Data excerpts:
--- Begin ---

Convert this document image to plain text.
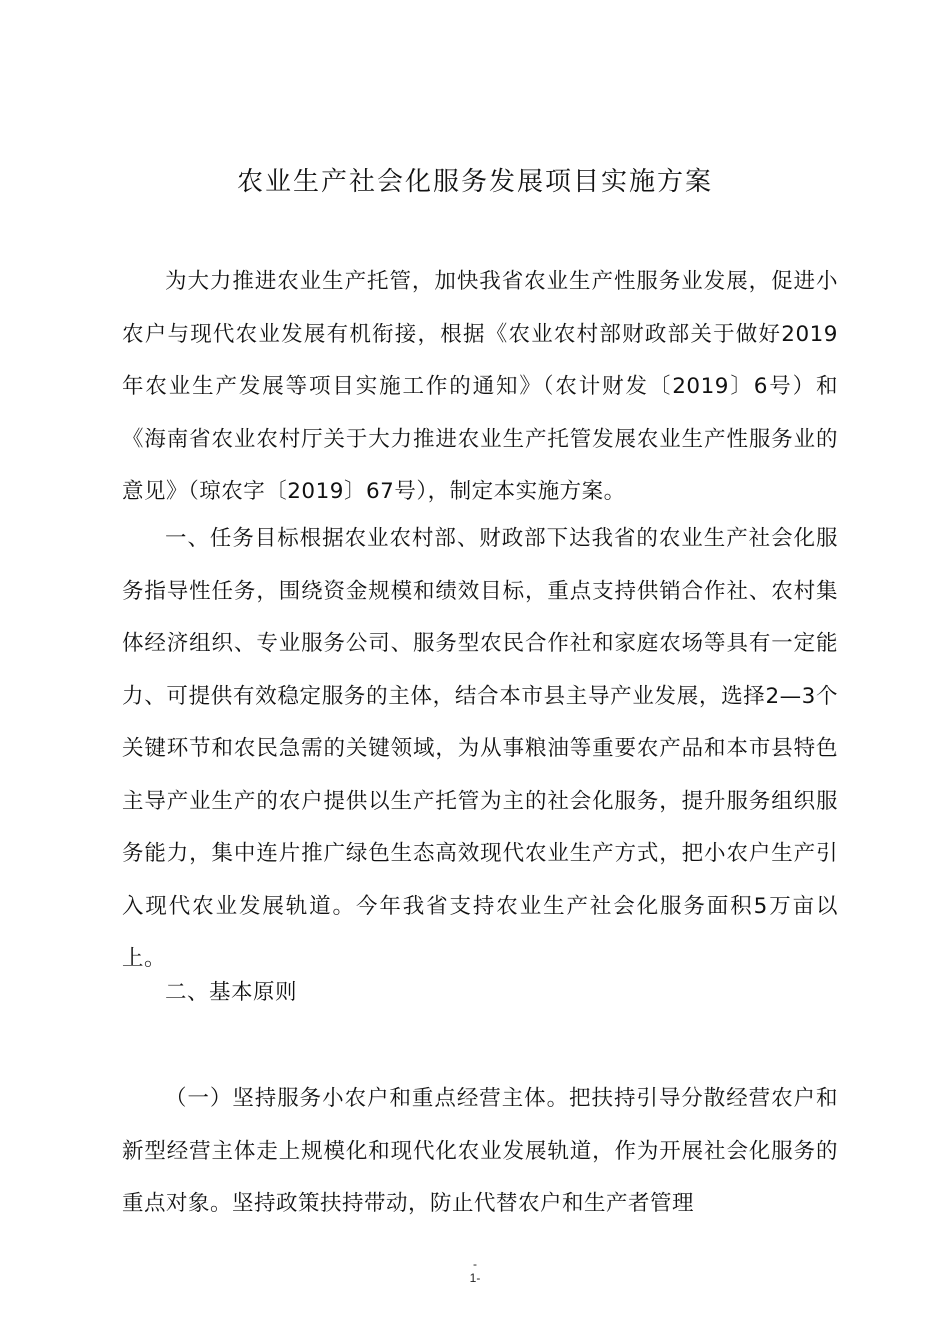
农业生产社会化服务发展项目实施方案

为大力推进农业生产托管，加快我省农业生产性服务业发展，促进小农户与现代农业发展有机衔接，根据《农业农村部财政部关于做好2019年农业生产发展等项目实施工作的通知》（农计财发〔2019〕6号）和《海南省农业农村厅关于大力推进农业生产托管发展农业生产性服务业的意见》（琼农字〔2019〕67号），制定本实施方案。

一、任务目标根据农业农村部、财政部下达我省的农业生产社会化服务指导性任务，围绕资金规模和绩效目标，重点支持供销合作社、农村集体经济组织、专业服务公司、服务型农民合作社和家庭农场等具有一定能力、可提供有效稳定服务的主体，结合本市县主导产业发展，选择2—3个关键环节和农民急需的关键领域，为从事粮油等重要农产品和本市县特色主导产业生产的农户提供以生产托管为主的社会化服务，提升服务组织服务能力，集中连片推广绿色生态高效现代农业生产方式，把小农户生产引入现代农业发展轨道。今年我省支持农业生产社会化服务面积5万亩以上。

二、基本原则

（一）坚持服务小农户和重点经营主体。把扶持引导分散经营农户和新型经营主体走上规模化和现代化农业发展轨道，作为开展社会化服务的重点对象。坚持政策扶持带动，防止代替农户和生产者管理

-
1-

--- End ---

■ **Task**: Output every entry exactly as given; pictures are not part of the copy.

■ **The output**:
Convert this document image to plain text.
农业生产社会化服务发展项目实施方案

为大力推进农业生产托管，加快我省农业生产性服务业发展，促进小农户与现代农业发展有机衔接，根据《农业农村部财政部关于做好2019年农业生产发展等项目实施工作的通知》（农计财发〔2019〕6号）和《海南省农业农村厅关于大力推进农业生产托管发展农业生产性服务业的意见》（琼农字〔2019〕67号），制定本实施方案。

一、任务目标根据农业农村部、财政部下达我省的农业生产社会化服务指导性任务，围绕资金规模和绩效目标，重点支持供销合作社、农村集体经济组织、专业服务公司、服务型农民合作社和家庭农场等具有一定能力、可提供有效稳定服务的主体，结合本市县主导产业发展，选择2—3个关键环节和农民急需的关键领域，为从事粮油等重要农产品和本市县特色主导产业生产的农户提供以生产托管为主的社会化服务，提升服务组织服务能力，集中连片推广绿色生态高效现代农业生产方式，把小农户生产引入现代农业发展轨道。今年我省支持农业生产社会化服务面积5万亩以上。

二、基本原则

（一）坚持服务小农户和重点经营主体。把扶持引导分散经营农户和新型经营主体走上规模化和现代化农业发展轨道，作为开展社会化服务的重点对象。坚持政策扶持带动，防止代替农户和生产者管理

-
1-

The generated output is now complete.